**Prompt**
Quote all entries in full, exactly.

>> begin Input data

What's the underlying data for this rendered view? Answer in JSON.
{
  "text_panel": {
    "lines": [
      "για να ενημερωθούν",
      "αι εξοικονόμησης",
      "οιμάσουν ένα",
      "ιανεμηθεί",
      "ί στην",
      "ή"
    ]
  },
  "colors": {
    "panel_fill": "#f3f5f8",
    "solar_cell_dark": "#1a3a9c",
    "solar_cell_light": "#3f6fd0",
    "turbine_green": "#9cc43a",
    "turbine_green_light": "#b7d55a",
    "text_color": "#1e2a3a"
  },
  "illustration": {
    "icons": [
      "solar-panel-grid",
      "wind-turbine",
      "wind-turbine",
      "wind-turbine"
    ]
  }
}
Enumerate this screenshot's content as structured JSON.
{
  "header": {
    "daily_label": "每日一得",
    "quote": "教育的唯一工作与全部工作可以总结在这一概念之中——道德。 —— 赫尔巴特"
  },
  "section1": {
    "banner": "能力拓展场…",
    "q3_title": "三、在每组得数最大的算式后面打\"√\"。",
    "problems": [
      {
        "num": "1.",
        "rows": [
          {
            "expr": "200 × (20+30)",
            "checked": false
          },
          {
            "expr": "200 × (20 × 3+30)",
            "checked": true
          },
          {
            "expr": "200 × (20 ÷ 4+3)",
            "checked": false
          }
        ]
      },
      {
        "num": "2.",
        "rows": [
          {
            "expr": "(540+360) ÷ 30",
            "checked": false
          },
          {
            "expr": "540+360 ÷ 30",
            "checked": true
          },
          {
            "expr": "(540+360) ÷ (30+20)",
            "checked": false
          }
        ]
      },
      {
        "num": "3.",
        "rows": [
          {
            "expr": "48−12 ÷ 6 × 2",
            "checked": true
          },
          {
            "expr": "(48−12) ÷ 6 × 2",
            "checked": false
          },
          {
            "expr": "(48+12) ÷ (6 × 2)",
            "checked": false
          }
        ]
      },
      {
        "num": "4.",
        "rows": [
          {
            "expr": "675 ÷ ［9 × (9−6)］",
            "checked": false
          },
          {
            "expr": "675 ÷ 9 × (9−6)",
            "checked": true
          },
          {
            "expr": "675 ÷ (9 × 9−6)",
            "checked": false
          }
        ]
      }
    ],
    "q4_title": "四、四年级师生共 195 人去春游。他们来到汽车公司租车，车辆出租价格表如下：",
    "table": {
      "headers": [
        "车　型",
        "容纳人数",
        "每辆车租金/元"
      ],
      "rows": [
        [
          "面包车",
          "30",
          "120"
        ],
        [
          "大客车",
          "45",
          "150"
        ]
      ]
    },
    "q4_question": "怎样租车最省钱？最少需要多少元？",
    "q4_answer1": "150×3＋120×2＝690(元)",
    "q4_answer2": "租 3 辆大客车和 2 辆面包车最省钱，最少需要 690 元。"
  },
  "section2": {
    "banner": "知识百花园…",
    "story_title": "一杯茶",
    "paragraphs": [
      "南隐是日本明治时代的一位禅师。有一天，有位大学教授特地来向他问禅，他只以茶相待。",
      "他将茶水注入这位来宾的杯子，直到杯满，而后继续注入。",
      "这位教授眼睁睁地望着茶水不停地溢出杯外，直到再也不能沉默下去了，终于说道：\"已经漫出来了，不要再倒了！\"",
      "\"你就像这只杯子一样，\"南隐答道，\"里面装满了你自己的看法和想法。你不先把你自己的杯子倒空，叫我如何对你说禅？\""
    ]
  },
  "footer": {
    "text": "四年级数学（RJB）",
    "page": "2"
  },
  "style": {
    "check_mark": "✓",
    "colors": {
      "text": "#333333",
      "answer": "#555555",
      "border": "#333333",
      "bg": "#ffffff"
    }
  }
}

>> end Input data

**Output for this exercise**
What's the underlying data for this rendered view? Answer in JSON.
{
  "text_panel": {
    "lines": [
      "για να ενημερωθούν",
      "αι εξοικονόμησης",
      "οιμάσουν ένα",
      "ιανεμηθεί",
      "ί στην",
      "ή"
    ]
  },
  "colors": {
    "panel_fill": "#f3f5f8",
    "solar_cell_dark": "#1a3a9c",
    "solar_cell_light": "#3f6fd0",
    "turbine_green": "#9cc43a",
    "turbine_green_light": "#b7d55a",
    "text_color": "#1e2a3a"
  },
  "illustration": {
    "icons": [
      "solar-panel-grid",
      "wind-turbine",
      "wind-turbine",
      "wind-turbine"
    ]
  }
}
Enumerate this screenshot's content as structured JSON.
{
  "header": {
    "daily_label": "每日一得",
    "quote": "教育的唯一工作与全部工作可以总结在这一概念之中——道德。 —— 赫尔巴特"
  },
  "section1": {
    "banner": "能力拓展场…",
    "q3_title": "三、在每组得数最大的算式后面打\"√\"。",
    "problems": [
      {
        "num": "1.",
        "rows": [
          {
            "expr": "200 × (20+30)",
            "checked": false
          },
          {
            "expr": "200 × (20 × 3+30)",
            "checked": true
          },
          {
            "expr": "200 × (20 ÷ 4+3)",
            "checked": false
          }
        ]
      },
      {
        "num": "2.",
        "rows": [
          {
            "expr": "(540+360) ÷ 30",
            "checked": false
          },
          {
            "expr": "540+360 ÷ 30",
            "checked": true
          },
          {
            "expr": "(540+360) ÷ (30+20)",
            "checked": false
          }
        ]
      },
      {
        "num": "3.",
        "rows": [
          {
            "expr": "48−12 ÷ 6 × 2",
            "checked": true
          },
          {
            "expr": "(48−12) ÷ 6 × 2",
            "checked": false
          },
          {
            "expr": "(48+12) ÷ (6 × 2)",
            "checked": false
          }
        ]
      },
      {
        "num": "4.",
        "rows": [
          {
            "expr": "675 ÷ ［9 × (9−6)］",
            "checked": false
          },
          {
            "expr": "675 ÷ 9 × (9−6)",
            "checked": true
          },
          {
            "expr": "675 ÷ (9 × 9−6)",
            "checked": false
          }
        ]
      }
    ],
    "q4_title": "四、四年级师生共 195 人去春游。他们来到汽车公司租车，车辆出租价格表如下：",
    "table": {
      "headers": [
        "车　型",
        "容纳人数",
        "每辆车租金/元"
      ],
      "rows": [
        [
          "面包车",
          "30",
          "120"
        ],
        [
          "大客车",
          "45",
          "150"
        ]
      ]
    },
    "q4_question": "怎样租车最省钱？最少需要多少元？",
    "q4_answer1": "150×3＋120×2＝690(元)",
    "q4_answer2": "租 3 辆大客车和 2 辆面包车最省钱，最少需要 690 元。"
  },
  "section2": {
    "banner": "知识百花园…",
    "story_title": "一杯茶",
    "paragraphs": [
      "南隐是日本明治时代的一位禅师。有一天，有位大学教授特地来向他问禅，他只以茶相待。",
      "他将茶水注入这位来宾的杯子，直到杯满，而后继续注入。",
      "这位教授眼睁睁地望着茶水不停地溢出杯外，直到再也不能沉默下去了，终于说道：\"已经漫出来了，不要再倒了！\"",
      "\"你就像这只杯子一样，\"南隐答道，\"里面装满了你自己的看法和想法。你不先把你自己的杯子倒空，叫我如何对你说禅？\""
    ]
  },
  "footer": {
    "text": "四年级数学（RJB）",
    "page": "2"
  },
  "style": {
    "check_mark": "✓",
    "colors": {
      "text": "#333333",
      "answer": "#555555",
      "border": "#333333",
      "bg": "#ffffff"
    }
  }
}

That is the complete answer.